**Directions for this task**
Only the pictures are to be left out; set down the rest of the records exactly.

**Extracted material**
....

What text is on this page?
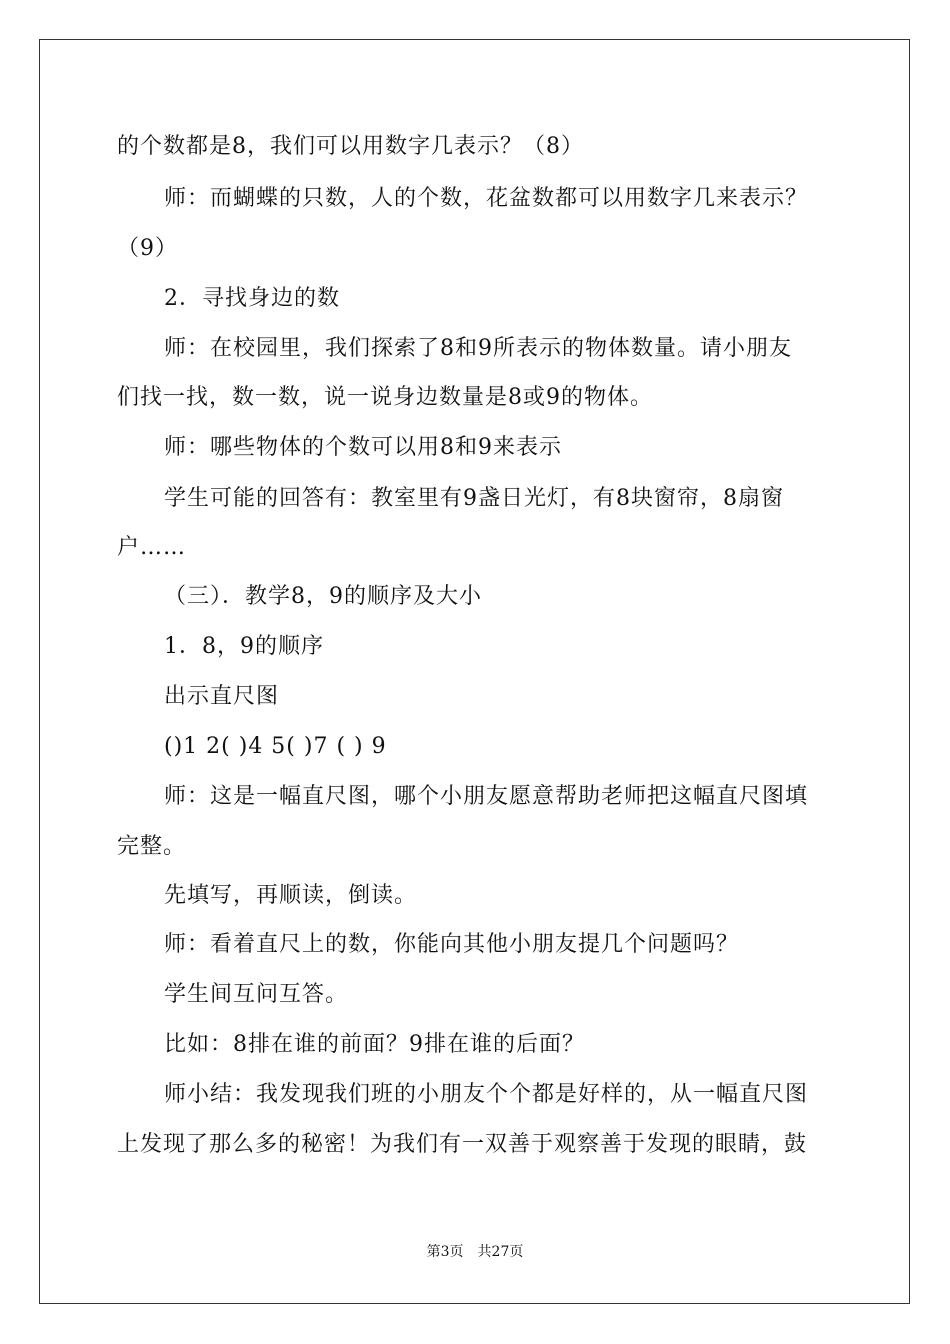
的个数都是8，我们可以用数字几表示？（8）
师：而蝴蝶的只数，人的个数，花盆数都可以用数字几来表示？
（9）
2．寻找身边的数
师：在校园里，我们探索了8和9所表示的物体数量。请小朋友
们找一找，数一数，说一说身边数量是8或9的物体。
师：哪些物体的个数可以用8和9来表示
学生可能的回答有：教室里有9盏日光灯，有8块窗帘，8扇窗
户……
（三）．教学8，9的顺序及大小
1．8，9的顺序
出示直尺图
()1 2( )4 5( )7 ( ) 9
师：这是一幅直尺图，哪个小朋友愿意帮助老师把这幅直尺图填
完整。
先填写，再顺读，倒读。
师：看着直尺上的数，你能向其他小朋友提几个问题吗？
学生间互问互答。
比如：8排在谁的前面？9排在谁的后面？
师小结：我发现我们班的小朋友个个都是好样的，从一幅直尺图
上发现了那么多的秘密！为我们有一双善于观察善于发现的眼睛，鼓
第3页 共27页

....

**Answer for this exercise**
What text is on this page?
的个数都是8，我们可以用数字几表示？（8）
师：而蝴蝶的只数，人的个数，花盆数都可以用数字几来表示？
（9）
2．寻找身边的数
师：在校园里，我们探索了8和9所表示的物体数量。请小朋友
们找一找，数一数，说一说身边数量是8或9的物体。
师：哪些物体的个数可以用8和9来表示
学生可能的回答有：教室里有9盏日光灯，有8块窗帘，8扇窗
户……
（三）．教学8，9的顺序及大小
1．8，9的顺序
出示直尺图
()1 2( )4 5( )7 ( ) 9
师：这是一幅直尺图，哪个小朋友愿意帮助老师把这幅直尺图填
完整。
先填写，再顺读，倒读。
师：看着直尺上的数，你能向其他小朋友提几个问题吗？
学生间互问互答。
比如：8排在谁的前面？9排在谁的后面？
师小结：我发现我们班的小朋友个个都是好样的，从一幅直尺图
上发现了那么多的秘密！为我们有一双善于观察善于发现的眼睛，鼓
第3页 共27页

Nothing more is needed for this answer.